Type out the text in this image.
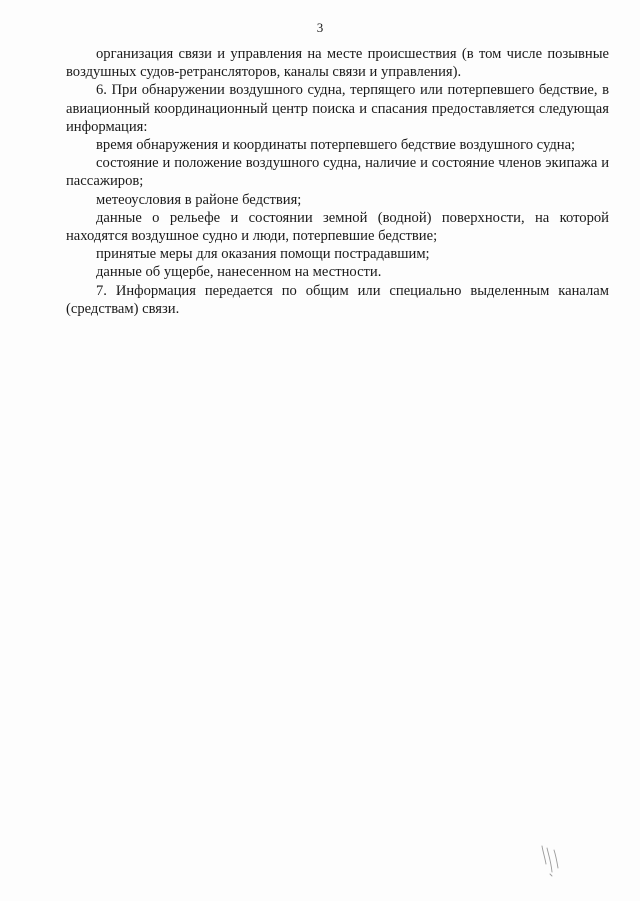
3

организация связи и управления на месте происшествия (в том числе позывные воздушных судов-ретрансляторов, каналы связи и управления).

6. При обнаружении воздушного судна, терпящего или потерпевшего бедствие, в авиационный координационный центр поиска и спасания предоставляется следующая информация:

время обнаружения и координаты потерпевшего бедствие воздушного судна;

состояние и положение воздушного судна, наличие и состояние членов экипажа и пассажиров;

метеоусловия в районе бедствия;

данные о рельефе и состоянии земной (водной) поверхности, на которой находятся воздушное судно и люди, потерпевшие бедствие;

принятые меры для оказания помощи пострадавшим;

данные об ущербе, нанесенном на местности.

7. Информация передается по общим или специально выделенным каналам (средствам) связи.
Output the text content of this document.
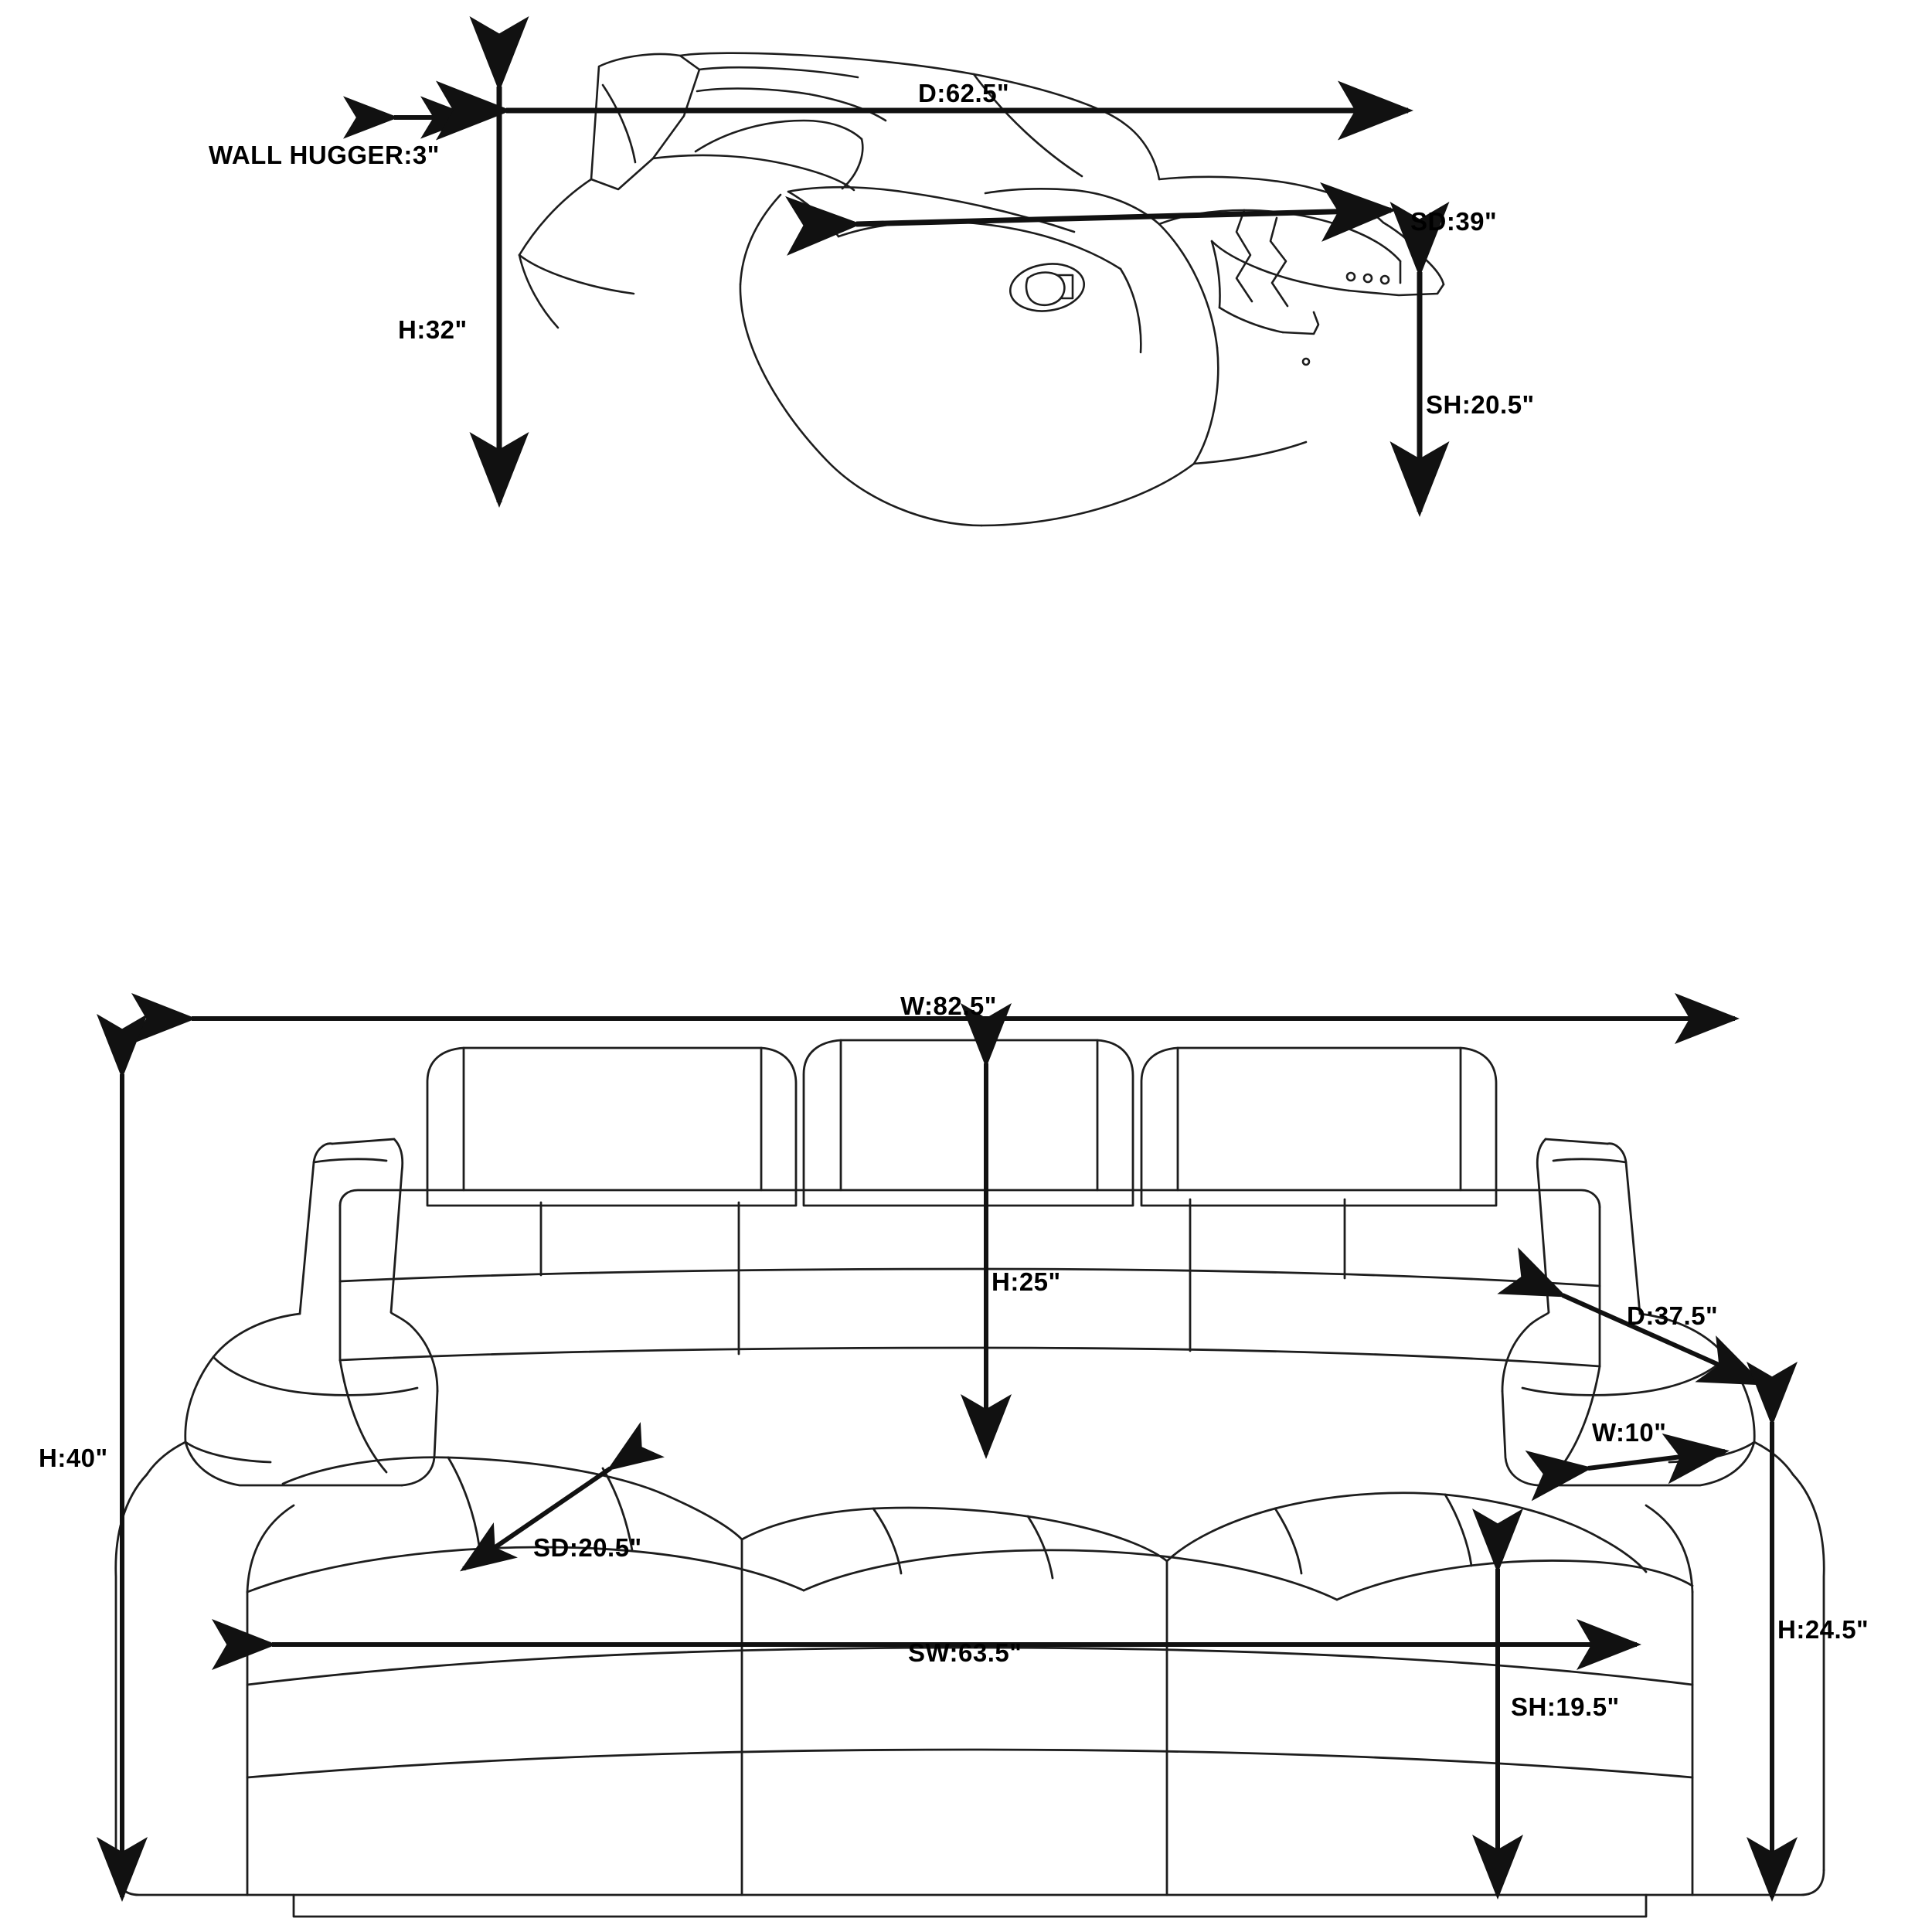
WALL HUGGER:3"
D:62.5"
SD:39"
H:32"
SH:20.5"
W:82.5"
H:25"
D:37.5"
W:10"
H:40"
SD:20.5"
SW:63.5"
H:24.5"
SH:19.5"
================
Quote verbatim the final run of lines in the material above, from the line that contains "Output the text content of this document." through the very last line, excluding any pictures.

Output the text content of this document.
WALL HUGGER:3"
D:62.5"
SD:39"
H:32"
SH:20.5"
W:82.5"
H:25"
D:37.5"
W:10"
H:40"
SD:20.5"
SW:63.5"
H:24.5"
SH:19.5"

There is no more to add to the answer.